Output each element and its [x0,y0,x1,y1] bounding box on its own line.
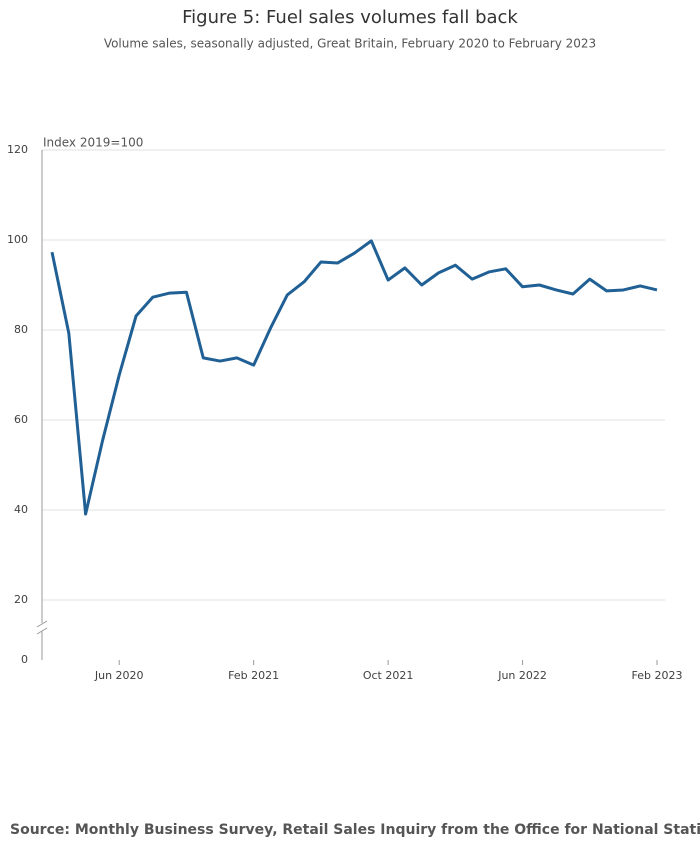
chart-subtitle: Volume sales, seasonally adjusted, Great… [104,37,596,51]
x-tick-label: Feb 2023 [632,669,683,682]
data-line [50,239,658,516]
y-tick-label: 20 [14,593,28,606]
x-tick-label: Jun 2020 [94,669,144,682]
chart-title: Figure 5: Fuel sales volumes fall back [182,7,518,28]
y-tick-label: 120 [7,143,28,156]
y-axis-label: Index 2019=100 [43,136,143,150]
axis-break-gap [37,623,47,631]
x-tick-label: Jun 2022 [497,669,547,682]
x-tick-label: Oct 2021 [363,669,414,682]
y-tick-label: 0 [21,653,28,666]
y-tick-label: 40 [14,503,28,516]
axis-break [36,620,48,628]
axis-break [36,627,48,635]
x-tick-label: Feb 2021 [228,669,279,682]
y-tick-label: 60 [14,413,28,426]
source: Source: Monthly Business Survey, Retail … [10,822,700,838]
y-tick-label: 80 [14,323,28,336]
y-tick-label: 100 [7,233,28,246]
--------
The request ->
Copy out every line of the data above exactly as it appears, leaving out the picture.

Response below ->
Output each element and its [x0,y0,x1,y1] bounding box on its own line.
chart-subtitle: Volume sales, seasonally adjusted, Great… [104,37,596,51]
x-tick-label: Feb 2023 [632,669,683,682]
data-line [50,239,658,516]
y-tick-label: 20 [14,593,28,606]
x-tick-label: Jun 2020 [94,669,144,682]
chart-title: Figure 5: Fuel sales volumes fall back [182,7,518,28]
y-tick-label: 120 [7,143,28,156]
y-axis-label: Index 2019=100 [43,136,143,150]
axis-break-gap [37,623,47,631]
x-tick-label: Jun 2022 [497,669,547,682]
x-tick-label: Oct 2021 [363,669,414,682]
y-tick-label: 0 [21,653,28,666]
y-tick-label: 40 [14,503,28,516]
axis-break [36,620,48,628]
axis-break [36,627,48,635]
x-tick-label: Feb 2021 [228,669,279,682]
y-tick-label: 60 [14,413,28,426]
source: Source: Monthly Business Survey, Retail … [10,822,700,838]
y-tick-label: 80 [14,323,28,336]
y-tick-label: 100 [7,233,28,246]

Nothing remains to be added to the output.